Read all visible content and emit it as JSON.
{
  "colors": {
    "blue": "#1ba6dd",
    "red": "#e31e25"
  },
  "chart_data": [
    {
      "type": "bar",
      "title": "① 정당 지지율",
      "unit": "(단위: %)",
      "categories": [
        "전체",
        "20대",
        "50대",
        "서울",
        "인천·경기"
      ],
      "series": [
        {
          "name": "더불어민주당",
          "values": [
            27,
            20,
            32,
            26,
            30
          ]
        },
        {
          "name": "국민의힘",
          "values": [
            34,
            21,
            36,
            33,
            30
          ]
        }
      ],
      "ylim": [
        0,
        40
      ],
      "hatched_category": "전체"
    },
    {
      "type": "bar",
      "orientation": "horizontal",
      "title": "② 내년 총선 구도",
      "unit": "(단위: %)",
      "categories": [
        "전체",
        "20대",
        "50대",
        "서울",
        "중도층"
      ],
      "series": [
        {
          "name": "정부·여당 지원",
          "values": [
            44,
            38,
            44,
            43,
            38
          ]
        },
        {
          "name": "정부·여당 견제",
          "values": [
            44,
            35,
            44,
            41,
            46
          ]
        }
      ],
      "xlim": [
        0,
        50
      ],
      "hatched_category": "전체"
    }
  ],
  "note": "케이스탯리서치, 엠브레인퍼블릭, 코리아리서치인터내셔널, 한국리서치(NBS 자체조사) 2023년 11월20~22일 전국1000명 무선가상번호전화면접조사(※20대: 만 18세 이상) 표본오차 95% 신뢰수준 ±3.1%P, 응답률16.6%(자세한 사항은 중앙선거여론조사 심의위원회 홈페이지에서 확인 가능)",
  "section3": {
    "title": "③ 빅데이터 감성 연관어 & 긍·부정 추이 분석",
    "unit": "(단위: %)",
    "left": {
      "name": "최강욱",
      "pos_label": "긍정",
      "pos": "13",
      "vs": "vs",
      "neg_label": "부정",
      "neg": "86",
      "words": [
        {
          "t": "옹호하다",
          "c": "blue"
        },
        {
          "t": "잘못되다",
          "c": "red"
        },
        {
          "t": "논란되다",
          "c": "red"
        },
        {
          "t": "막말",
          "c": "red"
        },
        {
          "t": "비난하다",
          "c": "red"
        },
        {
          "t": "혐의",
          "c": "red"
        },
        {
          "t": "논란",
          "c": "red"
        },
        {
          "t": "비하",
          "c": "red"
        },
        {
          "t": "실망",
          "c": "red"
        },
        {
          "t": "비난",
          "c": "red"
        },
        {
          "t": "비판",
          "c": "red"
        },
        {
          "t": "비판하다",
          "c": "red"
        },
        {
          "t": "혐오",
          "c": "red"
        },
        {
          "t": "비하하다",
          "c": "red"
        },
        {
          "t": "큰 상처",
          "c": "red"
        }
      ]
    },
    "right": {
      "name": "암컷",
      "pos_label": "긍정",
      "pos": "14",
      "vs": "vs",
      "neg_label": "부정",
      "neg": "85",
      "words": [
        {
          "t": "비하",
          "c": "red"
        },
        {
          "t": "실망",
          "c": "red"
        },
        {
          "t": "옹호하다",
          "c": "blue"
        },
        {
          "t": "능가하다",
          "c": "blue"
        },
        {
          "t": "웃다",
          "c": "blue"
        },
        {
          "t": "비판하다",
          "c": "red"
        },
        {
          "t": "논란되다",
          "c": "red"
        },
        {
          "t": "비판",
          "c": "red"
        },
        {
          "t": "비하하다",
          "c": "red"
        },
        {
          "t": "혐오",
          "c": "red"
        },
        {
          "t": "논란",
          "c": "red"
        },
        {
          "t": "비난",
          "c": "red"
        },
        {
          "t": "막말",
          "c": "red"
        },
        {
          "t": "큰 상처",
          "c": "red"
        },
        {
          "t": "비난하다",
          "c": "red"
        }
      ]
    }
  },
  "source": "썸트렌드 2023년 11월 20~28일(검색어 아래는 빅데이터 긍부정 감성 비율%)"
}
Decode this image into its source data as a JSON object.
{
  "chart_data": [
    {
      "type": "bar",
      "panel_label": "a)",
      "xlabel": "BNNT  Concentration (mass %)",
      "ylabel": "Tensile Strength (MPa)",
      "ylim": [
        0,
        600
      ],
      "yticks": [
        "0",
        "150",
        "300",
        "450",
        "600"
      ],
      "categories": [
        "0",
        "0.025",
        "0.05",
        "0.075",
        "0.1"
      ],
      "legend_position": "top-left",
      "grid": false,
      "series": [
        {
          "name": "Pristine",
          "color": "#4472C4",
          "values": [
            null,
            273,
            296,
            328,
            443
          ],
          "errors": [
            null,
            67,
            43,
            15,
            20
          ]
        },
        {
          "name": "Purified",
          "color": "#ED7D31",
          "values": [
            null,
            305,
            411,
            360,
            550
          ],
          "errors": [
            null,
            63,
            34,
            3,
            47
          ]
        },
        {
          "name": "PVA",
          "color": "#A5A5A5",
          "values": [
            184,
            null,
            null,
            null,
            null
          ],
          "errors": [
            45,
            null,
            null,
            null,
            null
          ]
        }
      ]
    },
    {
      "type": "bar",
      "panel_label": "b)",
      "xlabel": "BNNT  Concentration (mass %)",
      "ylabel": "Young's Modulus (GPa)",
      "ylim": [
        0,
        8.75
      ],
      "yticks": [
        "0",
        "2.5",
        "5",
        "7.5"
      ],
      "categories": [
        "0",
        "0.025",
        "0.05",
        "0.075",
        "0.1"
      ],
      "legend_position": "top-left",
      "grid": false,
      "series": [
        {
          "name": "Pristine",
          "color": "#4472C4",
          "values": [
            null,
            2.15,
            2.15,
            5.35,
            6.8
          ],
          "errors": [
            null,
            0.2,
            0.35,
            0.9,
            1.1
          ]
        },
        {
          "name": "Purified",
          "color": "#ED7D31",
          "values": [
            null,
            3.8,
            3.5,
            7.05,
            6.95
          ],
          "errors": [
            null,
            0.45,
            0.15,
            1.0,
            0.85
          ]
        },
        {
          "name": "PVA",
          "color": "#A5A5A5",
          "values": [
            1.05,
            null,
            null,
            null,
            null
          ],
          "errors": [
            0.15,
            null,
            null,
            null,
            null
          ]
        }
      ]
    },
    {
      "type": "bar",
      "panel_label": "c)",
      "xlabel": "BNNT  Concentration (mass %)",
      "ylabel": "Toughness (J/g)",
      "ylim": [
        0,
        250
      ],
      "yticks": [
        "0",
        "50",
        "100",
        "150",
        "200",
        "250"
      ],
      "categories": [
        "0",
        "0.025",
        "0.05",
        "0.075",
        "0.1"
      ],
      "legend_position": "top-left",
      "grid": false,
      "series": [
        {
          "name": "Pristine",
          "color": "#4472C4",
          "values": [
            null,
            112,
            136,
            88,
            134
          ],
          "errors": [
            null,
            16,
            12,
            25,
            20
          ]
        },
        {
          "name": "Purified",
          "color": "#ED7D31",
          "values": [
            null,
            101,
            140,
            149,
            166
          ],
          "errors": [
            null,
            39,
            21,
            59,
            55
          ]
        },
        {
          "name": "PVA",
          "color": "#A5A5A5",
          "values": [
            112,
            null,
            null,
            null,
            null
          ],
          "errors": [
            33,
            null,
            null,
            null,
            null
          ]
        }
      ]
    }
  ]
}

> [Instructions to follow]
Transcribe every entry exactly, omitting nothing.

> [Response below]
Read all visible content and emit it as JSON.
{
  "colors": {
    "blue": "#1ba6dd",
    "red": "#e31e25"
  },
  "chart_data": [
    {
      "type": "bar",
      "title": "① 정당 지지율",
      "unit": "(단위: %)",
      "categories": [
        "전체",
        "20대",
        "50대",
        "서울",
        "인천·경기"
      ],
      "series": [
        {
          "name": "더불어민주당",
          "values": [
            27,
            20,
            32,
            26,
            30
          ]
        },
        {
          "name": "국민의힘",
          "values": [
            34,
            21,
            36,
            33,
            30
          ]
        }
      ],
      "ylim": [
        0,
        40
      ],
      "hatched_category": "전체"
    },
    {
      "type": "bar",
      "orientation": "horizontal",
      "title": "② 내년 총선 구도",
      "unit": "(단위: %)",
      "categories": [
        "전체",
        "20대",
        "50대",
        "서울",
        "중도층"
      ],
      "series": [
        {
          "name": "정부·여당 지원",
          "values": [
            44,
            38,
            44,
            43,
            38
          ]
        },
        {
          "name": "정부·여당 견제",
          "values": [
            44,
            35,
            44,
            41,
            46
          ]
        }
      ],
      "xlim": [
        0,
        50
      ],
      "hatched_category": "전체"
    }
  ],
  "note": "케이스탯리서치, 엠브레인퍼블릭, 코리아리서치인터내셔널, 한국리서치(NBS 자체조사) 2023년 11월20~22일 전국1000명 무선가상번호전화면접조사(※20대: 만 18세 이상) 표본오차 95% 신뢰수준 ±3.1%P, 응답률16.6%(자세한 사항은 중앙선거여론조사 심의위원회 홈페이지에서 확인 가능)",
  "section3": {
    "title": "③ 빅데이터 감성 연관어 & 긍·부정 추이 분석",
    "unit": "(단위: %)",
    "left": {
      "name": "최강욱",
      "pos_label": "긍정",
      "pos": "13",
      "vs": "vs",
      "neg_label": "부정",
      "neg": "86",
      "words": [
        {
          "t": "옹호하다",
          "c": "blue"
        },
        {
          "t": "잘못되다",
          "c": "red"
        },
        {
          "t": "논란되다",
          "c": "red"
        },
        {
          "t": "막말",
          "c": "red"
        },
        {
          "t": "비난하다",
          "c": "red"
        },
        {
          "t": "혐의",
          "c": "red"
        },
        {
          "t": "논란",
          "c": "red"
        },
        {
          "t": "비하",
          "c": "red"
        },
        {
          "t": "실망",
          "c": "red"
        },
        {
          "t": "비난",
          "c": "red"
        },
        {
          "t": "비판",
          "c": "red"
        },
        {
          "t": "비판하다",
          "c": "red"
        },
        {
          "t": "혐오",
          "c": "red"
        },
        {
          "t": "비하하다",
          "c": "red"
        },
        {
          "t": "큰 상처",
          "c": "red"
        }
      ]
    },
    "right": {
      "name": "암컷",
      "pos_label": "긍정",
      "pos": "14",
      "vs": "vs",
      "neg_label": "부정",
      "neg": "85",
      "words": [
        {
          "t": "비하",
          "c": "red"
        },
        {
          "t": "실망",
          "c": "red"
        },
        {
          "t": "옹호하다",
          "c": "blue"
        },
        {
          "t": "능가하다",
          "c": "blue"
        },
        {
          "t": "웃다",
          "c": "blue"
        },
        {
          "t": "비판하다",
          "c": "red"
        },
        {
          "t": "논란되다",
          "c": "red"
        },
        {
          "t": "비판",
          "c": "red"
        },
        {
          "t": "비하하다",
          "c": "red"
        },
        {
          "t": "혐오",
          "c": "red"
        },
        {
          "t": "논란",
          "c": "red"
        },
        {
          "t": "비난",
          "c": "red"
        },
        {
          "t": "막말",
          "c": "red"
        },
        {
          "t": "큰 상처",
          "c": "red"
        },
        {
          "t": "비난하다",
          "c": "red"
        }
      ]
    }
  },
  "source": "썸트렌드 2023년 11월 20~28일(검색어 아래는 빅데이터 긍부정 감성 비율%)"
}
Decode this image into its source data as a JSON object.
{
  "chart_data": [
    {
      "type": "bar",
      "panel_label": "a)",
      "xlabel": "BNNT  Concentration (mass %)",
      "ylabel": "Tensile Strength (MPa)",
      "ylim": [
        0,
        600
      ],
      "yticks": [
        "0",
        "150",
        "300",
        "450",
        "600"
      ],
      "categories": [
        "0",
        "0.025",
        "0.05",
        "0.075",
        "0.1"
      ],
      "legend_position": "top-left",
      "grid": false,
      "series": [
        {
          "name": "Pristine",
          "color": "#4472C4",
          "values": [
            null,
            273,
            296,
            328,
            443
          ],
          "errors": [
            null,
            67,
            43,
            15,
            20
          ]
        },
        {
          "name": "Purified",
          "color": "#ED7D31",
          "values": [
            null,
            305,
            411,
            360,
            550
          ],
          "errors": [
            null,
            63,
            34,
            3,
            47
          ]
        },
        {
          "name": "PVA",
          "color": "#A5A5A5",
          "values": [
            184,
            null,
            null,
            null,
            null
          ],
          "errors": [
            45,
            null,
            null,
            null,
            null
          ]
        }
      ]
    },
    {
      "type": "bar",
      "panel_label": "b)",
      "xlabel": "BNNT  Concentration (mass %)",
      "ylabel": "Young's Modulus (GPa)",
      "ylim": [
        0,
        8.75
      ],
      "yticks": [
        "0",
        "2.5",
        "5",
        "7.5"
      ],
      "categories": [
        "0",
        "0.025",
        "0.05",
        "0.075",
        "0.1"
      ],
      "legend_position": "top-left",
      "grid": false,
      "series": [
        {
          "name": "Pristine",
          "color": "#4472C4",
          "values": [
            null,
            2.15,
            2.15,
            5.35,
            6.8
          ],
          "errors": [
            null,
            0.2,
            0.35,
            0.9,
            1.1
          ]
        },
        {
          "name": "Purified",
          "color": "#ED7D31",
          "values": [
            null,
            3.8,
            3.5,
            7.05,
            6.95
          ],
          "errors": [
            null,
            0.45,
            0.15,
            1.0,
            0.85
          ]
        },
        {
          "name": "PVA",
          "color": "#A5A5A5",
          "values": [
            1.05,
            null,
            null,
            null,
            null
          ],
          "errors": [
            0.15,
            null,
            null,
            null,
            null
          ]
        }
      ]
    },
    {
      "type": "bar",
      "panel_label": "c)",
      "xlabel": "BNNT  Concentration (mass %)",
      "ylabel": "Toughness (J/g)",
      "ylim": [
        0,
        250
      ],
      "yticks": [
        "0",
        "50",
        "100",
        "150",
        "200",
        "250"
      ],
      "categories": [
        "0",
        "0.025",
        "0.05",
        "0.075",
        "0.1"
      ],
      "legend_position": "top-left",
      "grid": false,
      "series": [
        {
          "name": "Pristine",
          "color": "#4472C4",
          "values": [
            null,
            112,
            136,
            88,
            134
          ],
          "errors": [
            null,
            16,
            12,
            25,
            20
          ]
        },
        {
          "name": "Purified",
          "color": "#ED7D31",
          "values": [
            null,
            101,
            140,
            149,
            166
          ],
          "errors": [
            null,
            39,
            21,
            59,
            55
          ]
        },
        {
          "name": "PVA",
          "color": "#A5A5A5",
          "values": [
            112,
            null,
            null,
            null,
            null
          ],
          "errors": [
            33,
            null,
            null,
            null,
            null
          ]
        }
      ]
    }
  ]
}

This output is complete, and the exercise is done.